Problem description – Take the entries below and print all of them exactly, please.

Supplied entries –
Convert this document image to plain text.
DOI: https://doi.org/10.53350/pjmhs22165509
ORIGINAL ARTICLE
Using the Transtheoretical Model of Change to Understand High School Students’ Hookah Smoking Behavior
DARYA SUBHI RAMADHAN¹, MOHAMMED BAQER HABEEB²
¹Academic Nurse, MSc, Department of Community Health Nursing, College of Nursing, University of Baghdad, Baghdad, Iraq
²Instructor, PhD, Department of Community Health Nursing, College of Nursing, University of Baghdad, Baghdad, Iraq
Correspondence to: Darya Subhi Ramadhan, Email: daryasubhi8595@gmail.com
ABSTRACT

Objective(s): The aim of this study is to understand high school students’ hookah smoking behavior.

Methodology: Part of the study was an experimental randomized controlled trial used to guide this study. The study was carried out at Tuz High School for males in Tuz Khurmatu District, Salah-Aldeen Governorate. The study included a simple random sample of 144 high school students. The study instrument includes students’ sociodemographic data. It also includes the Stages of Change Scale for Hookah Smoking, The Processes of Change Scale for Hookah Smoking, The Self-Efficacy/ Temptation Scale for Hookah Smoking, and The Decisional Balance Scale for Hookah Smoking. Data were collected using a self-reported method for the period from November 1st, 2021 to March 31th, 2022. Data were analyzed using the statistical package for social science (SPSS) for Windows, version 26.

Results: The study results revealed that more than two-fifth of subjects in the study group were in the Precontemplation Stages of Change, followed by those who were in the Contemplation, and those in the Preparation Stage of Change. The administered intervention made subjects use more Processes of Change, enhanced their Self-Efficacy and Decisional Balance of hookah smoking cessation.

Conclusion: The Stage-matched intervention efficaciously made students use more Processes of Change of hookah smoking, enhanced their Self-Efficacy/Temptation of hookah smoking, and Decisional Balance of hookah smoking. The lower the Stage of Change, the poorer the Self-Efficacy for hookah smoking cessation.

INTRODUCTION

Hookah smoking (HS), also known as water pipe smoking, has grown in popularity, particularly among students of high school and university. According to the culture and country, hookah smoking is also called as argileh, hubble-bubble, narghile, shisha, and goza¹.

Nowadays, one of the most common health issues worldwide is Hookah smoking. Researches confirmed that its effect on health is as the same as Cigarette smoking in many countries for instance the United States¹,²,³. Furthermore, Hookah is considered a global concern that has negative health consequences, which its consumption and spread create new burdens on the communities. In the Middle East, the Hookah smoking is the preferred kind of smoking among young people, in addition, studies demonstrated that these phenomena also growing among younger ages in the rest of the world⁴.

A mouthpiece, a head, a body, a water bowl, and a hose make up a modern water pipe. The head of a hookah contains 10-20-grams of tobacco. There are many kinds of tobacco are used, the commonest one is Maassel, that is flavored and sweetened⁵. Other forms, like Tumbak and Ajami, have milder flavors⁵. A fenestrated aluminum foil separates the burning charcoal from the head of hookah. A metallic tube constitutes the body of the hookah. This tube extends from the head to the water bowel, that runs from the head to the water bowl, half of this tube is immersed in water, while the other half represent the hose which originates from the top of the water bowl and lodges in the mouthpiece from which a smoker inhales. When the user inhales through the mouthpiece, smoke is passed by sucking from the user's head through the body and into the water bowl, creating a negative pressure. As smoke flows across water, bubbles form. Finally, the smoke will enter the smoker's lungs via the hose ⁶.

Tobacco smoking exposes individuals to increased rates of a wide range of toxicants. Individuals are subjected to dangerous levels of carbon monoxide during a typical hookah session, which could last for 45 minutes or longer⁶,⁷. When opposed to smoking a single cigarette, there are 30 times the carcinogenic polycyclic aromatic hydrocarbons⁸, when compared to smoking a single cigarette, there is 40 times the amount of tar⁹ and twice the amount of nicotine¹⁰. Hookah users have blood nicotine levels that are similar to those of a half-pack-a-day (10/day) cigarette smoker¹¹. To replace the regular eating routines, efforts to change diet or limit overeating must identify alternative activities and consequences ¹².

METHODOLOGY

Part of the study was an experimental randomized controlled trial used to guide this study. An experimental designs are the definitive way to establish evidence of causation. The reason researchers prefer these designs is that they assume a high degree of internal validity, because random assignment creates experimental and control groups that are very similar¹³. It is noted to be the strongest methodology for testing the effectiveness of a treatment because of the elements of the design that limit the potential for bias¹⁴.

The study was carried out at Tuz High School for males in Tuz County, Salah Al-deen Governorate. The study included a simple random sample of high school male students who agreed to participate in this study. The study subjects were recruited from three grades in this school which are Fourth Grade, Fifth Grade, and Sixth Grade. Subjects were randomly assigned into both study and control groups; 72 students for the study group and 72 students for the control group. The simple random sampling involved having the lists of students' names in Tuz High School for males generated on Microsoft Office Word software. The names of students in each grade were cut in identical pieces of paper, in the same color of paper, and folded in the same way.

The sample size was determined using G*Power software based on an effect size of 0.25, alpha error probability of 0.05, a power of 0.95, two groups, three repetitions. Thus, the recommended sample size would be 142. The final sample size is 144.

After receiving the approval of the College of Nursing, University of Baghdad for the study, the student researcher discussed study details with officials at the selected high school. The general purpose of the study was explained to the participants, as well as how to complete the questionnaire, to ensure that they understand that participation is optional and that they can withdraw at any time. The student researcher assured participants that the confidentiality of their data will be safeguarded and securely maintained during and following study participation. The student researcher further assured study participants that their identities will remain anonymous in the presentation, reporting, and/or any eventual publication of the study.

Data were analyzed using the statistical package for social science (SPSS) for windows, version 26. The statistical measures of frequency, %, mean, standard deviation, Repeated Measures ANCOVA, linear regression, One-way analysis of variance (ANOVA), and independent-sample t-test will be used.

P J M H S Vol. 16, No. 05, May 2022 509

Correct result –
Convert this document image to plain text.
DOI: https://doi.org/10.53350/pjmhs22165509
ORIGINAL ARTICLE
Using the Transtheoretical Model of Change to Understand High School Students’ Hookah Smoking Behavior
DARYA SUBHI RAMADHAN¹, MOHAMMED BAQER HABEEB²
¹Academic Nurse, MSc, Department of Community Health Nursing, College of Nursing, University of Baghdad, Baghdad, Iraq
²Instructor, PhD, Department of Community Health Nursing, College of Nursing, University of Baghdad, Baghdad, Iraq
Correspondence to: Darya Subhi Ramadhan, Email: daryasubhi8595@gmail.com
ABSTRACT

Objective(s): The aim of this study is to understand high school students’ hookah smoking behavior.

Methodology: Part of the study was an experimental randomized controlled trial used to guide this study. The study was carried out at Tuz High School for males in Tuz Khurmatu District, Salah-Aldeen Governorate. The study included a simple random sample of 144 high school students. The study instrument includes students’ sociodemographic data. It also includes the Stages of Change Scale for Hookah Smoking, The Processes of Change Scale for Hookah Smoking, The Self-Efficacy/ Temptation Scale for Hookah Smoking, and The Decisional Balance Scale for Hookah Smoking. Data were collected using a self-reported method for the period from November 1st, 2021 to March 31th, 2022. Data were analyzed using the statistical package for social science (SPSS) for Windows, version 26.

Results: The study results revealed that more than two-fifth of subjects in the study group were in the Precontemplation Stages of Change, followed by those who were in the Contemplation, and those in the Preparation Stage of Change. The administered intervention made subjects use more Processes of Change, enhanced their Self-Efficacy and Decisional Balance of hookah smoking cessation.

Conclusion: The Stage-matched intervention efficaciously made students use more Processes of Change of hookah smoking, enhanced their Self-Efficacy/Temptation of hookah smoking, and Decisional Balance of hookah smoking. The lower the Stage of Change, the poorer the Self-Efficacy for hookah smoking cessation.

INTRODUCTION

Hookah smoking (HS), also known as water pipe smoking, has grown in popularity, particularly among students of high school and university. According to the culture and country, hookah smoking is also called as argileh, hubble-bubble, narghile, shisha, and goza¹.

Nowadays, one of the most common health issues worldwide is Hookah smoking. Researches confirmed that its effect on health is as the same as Cigarette smoking in many countries for instance the United States¹,²,³. Furthermore, Hookah is considered a global concern that has negative health consequences, which its consumption and spread create new burdens on the communities. In the Middle East, the Hookah smoking is the preferred kind of smoking among young people, in addition, studies demonstrated that these phenomena also growing among younger ages in the rest of the world⁴.

A mouthpiece, a head, a body, a water bowl, and a hose make up a modern water pipe. The head of a hookah contains 10-20-grams of tobacco. There are many kinds of tobacco are used, the commonest one is Maassel, that is flavored and sweetened⁵. Other forms, like Tumbak and Ajami, have milder flavors⁵. A fenestrated aluminum foil separates the burning charcoal from the head of hookah. A metallic tube constitutes the body of the hookah. This tube extends from the head to the water bowel, that runs from the head to the water bowl, half of this tube is immersed in water, while the other half represent the hose which originates from the top of the water bowl and lodges in the mouthpiece from which a smoker inhales. When the user inhales through the mouthpiece, smoke is passed by sucking from the user's head through the body and into the water bowl, creating a negative pressure. As smoke flows across water, bubbles form. Finally, the smoke will enter the smoker's lungs via the hose ⁶.

Tobacco smoking exposes individuals to increased rates of a wide range of toxicants. Individuals are subjected to dangerous levels of carbon monoxide during a typical hookah session, which could last for 45 minutes or longer⁶,⁷. When opposed to smoking a single cigarette, there are 30 times the carcinogenic polycyclic aromatic hydrocarbons⁸, when compared to smoking a single cigarette, there is 40 times the amount of tar⁹ and twice the amount of nicotine¹⁰. Hookah users have blood nicotine levels that are similar to those of a half-pack-a-day (10/day) cigarette smoker¹¹. To replace the regular eating routines, efforts to change diet or limit overeating must identify alternative activities and consequences ¹².

METHODOLOGY

Part of the study was an experimental randomized controlled trial used to guide this study. An experimental designs are the definitive way to establish evidence of causation. The reason researchers prefer these designs is that they assume a high degree of internal validity, because random assignment creates experimental and control groups that are very similar¹³. It is noted to be the strongest methodology for testing the effectiveness of a treatment because of the elements of the design that limit the potential for bias¹⁴.

The study was carried out at Tuz High School for males in Tuz County, Salah Al-deen Governorate. The study included a simple random sample of high school male students who agreed to participate in this study. The study subjects were recruited from three grades in this school which are Fourth Grade, Fifth Grade, and Sixth Grade. Subjects were randomly assigned into both study and control groups; 72 students for the study group and 72 students for the control group. The simple random sampling involved having the lists of students' names in Tuz High School for males generated on Microsoft Office Word software. The names of students in each grade were cut in identical pieces of paper, in the same color of paper, and folded in the same way.

The sample size was determined using G*Power software based on an effect size of 0.25, alpha error probability of 0.05, a power of 0.95, two groups, three repetitions. Thus, the recommended sample size would be 142. The final sample size is 144.

After receiving the approval of the College of Nursing, University of Baghdad for the study, the student researcher discussed study details with officials at the selected high school. The general purpose of the study was explained to the participants, as well as how to complete the questionnaire, to ensure that they understand that participation is optional and that they can withdraw at any time. The student researcher assured participants that the confidentiality of their data will be safeguarded and securely maintained during and following study participation. The student researcher further assured study participants that their identities will remain anonymous in the presentation, reporting, and/or any eventual publication of the study.

Data were analyzed using the statistical package for social science (SPSS) for windows, version 26. The statistical measures of frequency, %, mean, standard deviation, Repeated Measures ANCOVA, linear regression, One-way analysis of variance (ANOVA), and independent-sample t-test will be used.

P J M H S Vol. 16, No. 05, May 2022 509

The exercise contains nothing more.